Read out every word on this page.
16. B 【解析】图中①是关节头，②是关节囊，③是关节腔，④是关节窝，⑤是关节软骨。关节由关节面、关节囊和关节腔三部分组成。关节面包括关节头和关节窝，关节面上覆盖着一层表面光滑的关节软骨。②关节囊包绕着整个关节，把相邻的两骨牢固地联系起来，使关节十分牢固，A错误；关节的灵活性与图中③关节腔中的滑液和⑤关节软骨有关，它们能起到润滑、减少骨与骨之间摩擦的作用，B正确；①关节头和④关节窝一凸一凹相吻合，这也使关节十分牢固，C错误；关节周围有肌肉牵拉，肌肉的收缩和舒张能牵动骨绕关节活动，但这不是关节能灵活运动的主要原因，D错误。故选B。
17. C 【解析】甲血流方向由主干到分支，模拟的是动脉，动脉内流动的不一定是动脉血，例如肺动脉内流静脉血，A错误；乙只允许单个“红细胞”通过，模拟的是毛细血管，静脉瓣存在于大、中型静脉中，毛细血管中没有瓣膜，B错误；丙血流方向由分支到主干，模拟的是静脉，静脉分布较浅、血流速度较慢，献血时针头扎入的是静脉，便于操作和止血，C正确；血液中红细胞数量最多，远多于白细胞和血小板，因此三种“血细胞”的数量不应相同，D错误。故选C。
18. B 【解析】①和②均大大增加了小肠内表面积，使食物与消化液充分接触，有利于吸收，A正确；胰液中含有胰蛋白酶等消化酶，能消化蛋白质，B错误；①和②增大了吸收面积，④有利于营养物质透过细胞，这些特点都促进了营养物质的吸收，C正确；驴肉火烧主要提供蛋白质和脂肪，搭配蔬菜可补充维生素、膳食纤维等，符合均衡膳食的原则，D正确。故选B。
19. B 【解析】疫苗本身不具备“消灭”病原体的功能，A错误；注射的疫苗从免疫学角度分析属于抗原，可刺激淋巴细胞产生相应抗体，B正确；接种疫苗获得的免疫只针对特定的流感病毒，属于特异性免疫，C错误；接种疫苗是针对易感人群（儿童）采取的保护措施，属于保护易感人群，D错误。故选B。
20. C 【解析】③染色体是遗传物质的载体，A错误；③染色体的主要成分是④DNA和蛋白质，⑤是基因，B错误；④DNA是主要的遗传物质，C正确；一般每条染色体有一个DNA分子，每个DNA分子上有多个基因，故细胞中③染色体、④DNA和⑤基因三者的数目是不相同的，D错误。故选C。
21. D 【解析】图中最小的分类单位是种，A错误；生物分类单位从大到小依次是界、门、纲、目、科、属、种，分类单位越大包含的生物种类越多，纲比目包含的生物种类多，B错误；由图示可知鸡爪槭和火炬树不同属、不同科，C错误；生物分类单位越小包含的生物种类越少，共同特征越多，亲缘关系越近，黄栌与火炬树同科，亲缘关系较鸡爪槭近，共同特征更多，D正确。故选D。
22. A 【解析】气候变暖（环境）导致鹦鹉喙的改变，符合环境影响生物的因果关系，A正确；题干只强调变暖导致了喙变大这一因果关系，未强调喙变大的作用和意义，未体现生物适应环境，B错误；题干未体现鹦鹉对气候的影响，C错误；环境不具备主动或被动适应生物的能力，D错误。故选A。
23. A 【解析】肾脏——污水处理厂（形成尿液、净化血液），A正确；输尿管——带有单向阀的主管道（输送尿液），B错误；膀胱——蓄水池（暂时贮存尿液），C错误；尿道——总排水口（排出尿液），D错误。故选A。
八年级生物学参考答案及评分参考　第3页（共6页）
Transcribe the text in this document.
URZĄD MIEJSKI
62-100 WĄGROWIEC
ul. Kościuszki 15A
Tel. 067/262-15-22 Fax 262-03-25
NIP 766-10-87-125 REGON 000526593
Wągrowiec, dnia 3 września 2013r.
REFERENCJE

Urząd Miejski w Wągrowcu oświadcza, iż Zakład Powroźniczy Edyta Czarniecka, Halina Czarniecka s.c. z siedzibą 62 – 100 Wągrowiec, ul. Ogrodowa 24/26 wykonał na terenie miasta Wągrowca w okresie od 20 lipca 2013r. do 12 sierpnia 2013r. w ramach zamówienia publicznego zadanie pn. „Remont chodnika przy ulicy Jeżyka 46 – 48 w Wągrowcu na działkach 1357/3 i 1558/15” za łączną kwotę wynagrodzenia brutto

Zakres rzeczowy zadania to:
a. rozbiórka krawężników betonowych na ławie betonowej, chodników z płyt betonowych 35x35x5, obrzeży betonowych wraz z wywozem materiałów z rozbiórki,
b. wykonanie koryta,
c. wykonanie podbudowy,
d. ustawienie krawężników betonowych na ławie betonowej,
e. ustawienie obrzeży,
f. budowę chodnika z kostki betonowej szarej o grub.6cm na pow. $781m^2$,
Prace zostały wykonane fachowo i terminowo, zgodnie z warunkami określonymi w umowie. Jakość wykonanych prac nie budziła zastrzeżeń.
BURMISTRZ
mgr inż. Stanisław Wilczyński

_ _ _ _ _

• Your instructions:
Reproduce the records above exactly.

• Task response:
Read out every word on this page.
16. B 【解析】图中①是关节头，②是关节囊，③是关节腔，④是关节窝，⑤是关节软骨。关节由关节面、关节囊和关节腔三部分组成。关节面包括关节头和关节窝，关节面上覆盖着一层表面光滑的关节软骨。②关节囊包绕着整个关节，把相邻的两骨牢固地联系起来，使关节十分牢固，A错误；关节的灵活性与图中③关节腔中的滑液和⑤关节软骨有关，它们能起到润滑、减少骨与骨之间摩擦的作用，B正确；①关节头和④关节窝一凸一凹相吻合，这也使关节十分牢固，C错误；关节周围有肌肉牵拉，肌肉的收缩和舒张能牵动骨绕关节活动，但这不是关节能灵活运动的主要原因，D错误。故选B。
17. C 【解析】甲血流方向由主干到分支，模拟的是动脉，动脉内流动的不一定是动脉血，例如肺动脉内流静脉血，A错误；乙只允许单个“红细胞”通过，模拟的是毛细血管，静脉瓣存在于大、中型静脉中，毛细血管中没有瓣膜，B错误；丙血流方向由分支到主干，模拟的是静脉，静脉分布较浅、血流速度较慢，献血时针头扎入的是静脉，便于操作和止血，C正确；血液中红细胞数量最多，远多于白细胞和血小板，因此三种“血细胞”的数量不应相同，D错误。故选C。
18. B 【解析】①和②均大大增加了小肠内表面积，使食物与消化液充分接触，有利于吸收，A正确；胰液中含有胰蛋白酶等消化酶，能消化蛋白质，B错误；①和②增大了吸收面积，④有利于营养物质透过细胞，这些特点都促进了营养物质的吸收，C正确；驴肉火烧主要提供蛋白质和脂肪，搭配蔬菜可补充维生素、膳食纤维等，符合均衡膳食的原则，D正确。故选B。
19. B 【解析】疫苗本身不具备“消灭”病原体的功能，A错误；注射的疫苗从免疫学角度分析属于抗原，可刺激淋巴细胞产生相应抗体，B正确；接种疫苗获得的免疫只针对特定的流感病毒，属于特异性免疫，C错误；接种疫苗是针对易感人群（儿童）采取的保护措施，属于保护易感人群，D错误。故选B。
20. C 【解析】③染色体是遗传物质的载体，A错误；③染色体的主要成分是④DNA和蛋白质，⑤是基因，B错误；④DNA是主要的遗传物质，C正确；一般每条染色体有一个DNA分子，每个DNA分子上有多个基因，故细胞中③染色体、④DNA和⑤基因三者的数目是不相同的，D错误。故选C。
21. D 【解析】图中最小的分类单位是种，A错误；生物分类单位从大到小依次是界、门、纲、目、科、属、种，分类单位越大包含的生物种类越多，纲比目包含的生物种类多，B错误；由图示可知鸡爪槭和火炬树不同属、不同科，C错误；生物分类单位越小包含的生物种类越少，共同特征越多，亲缘关系越近，黄栌与火炬树同科，亲缘关系较鸡爪槭近，共同特征更多，D正确。故选D。
22. A 【解析】气候变暖（环境）导致鹦鹉喙的改变，符合环境影响生物的因果关系，A正确；题干只强调变暖导致了喙变大这一因果关系，未强调喙变大的作用和意义，未体现生物适应环境，B错误；题干未体现鹦鹉对气候的影响，C错误；环境不具备主动或被动适应生物的能力，D错误。故选A。
23. A 【解析】肾脏——污水处理厂（形成尿液、净化血液），A正确；输尿管——带有单向阀的主管道（输送尿液），B错误；膀胱——蓄水池（暂时贮存尿液），C错误；尿道——总排水口（排出尿液），D错误。故选A。
八年级生物学参考答案及评分参考　第3页（共6页）
Transcribe the text in this document.
URZĄD MIEJSKI
62-100 WĄGROWIEC
ul. Kościuszki 15A
Tel. 067/262-15-22 Fax 262-03-25
NIP 766-10-87-125 REGON 000526593
Wągrowiec, dnia 3 września 2013r.
REFERENCJE

Urząd Miejski w Wągrowcu oświadcza, iż Zakład Powroźniczy Edyta Czarniecka, Halina Czarniecka s.c. z siedzibą 62 – 100 Wągrowiec, ul. Ogrodowa 24/26 wykonał na terenie miasta Wągrowca w okresie od 20 lipca 2013r. do 12 sierpnia 2013r. w ramach zamówienia publicznego zadanie pn. „Remont chodnika przy ulicy Jeżyka 46 – 48 w Wągrowcu na działkach 1357/3 i 1558/15” za łączną kwotę wynagrodzenia brutto

Zakres rzeczowy zadania to:
a. rozbiórka krawężników betonowych na ławie betonowej, chodników z płyt betonowych 35x35x5, obrzeży betonowych wraz z wywozem materiałów z rozbiórki,
b. wykonanie koryta,
c. wykonanie podbudowy,
d. ustawienie krawężników betonowych na ławie betonowej,
e. ustawienie obrzeży,
f. budowę chodnika z kostki betonowej szarej o grub.6cm na pow. $781m^2$,
Prace zostały wykonane fachowo i terminowo, zgodnie z warunkami określonymi w umowie. Jakość wykonanych prac nie budziła zastrzeżeń.
BURMISTRZ
mgr inż. Stanisław Wilczyński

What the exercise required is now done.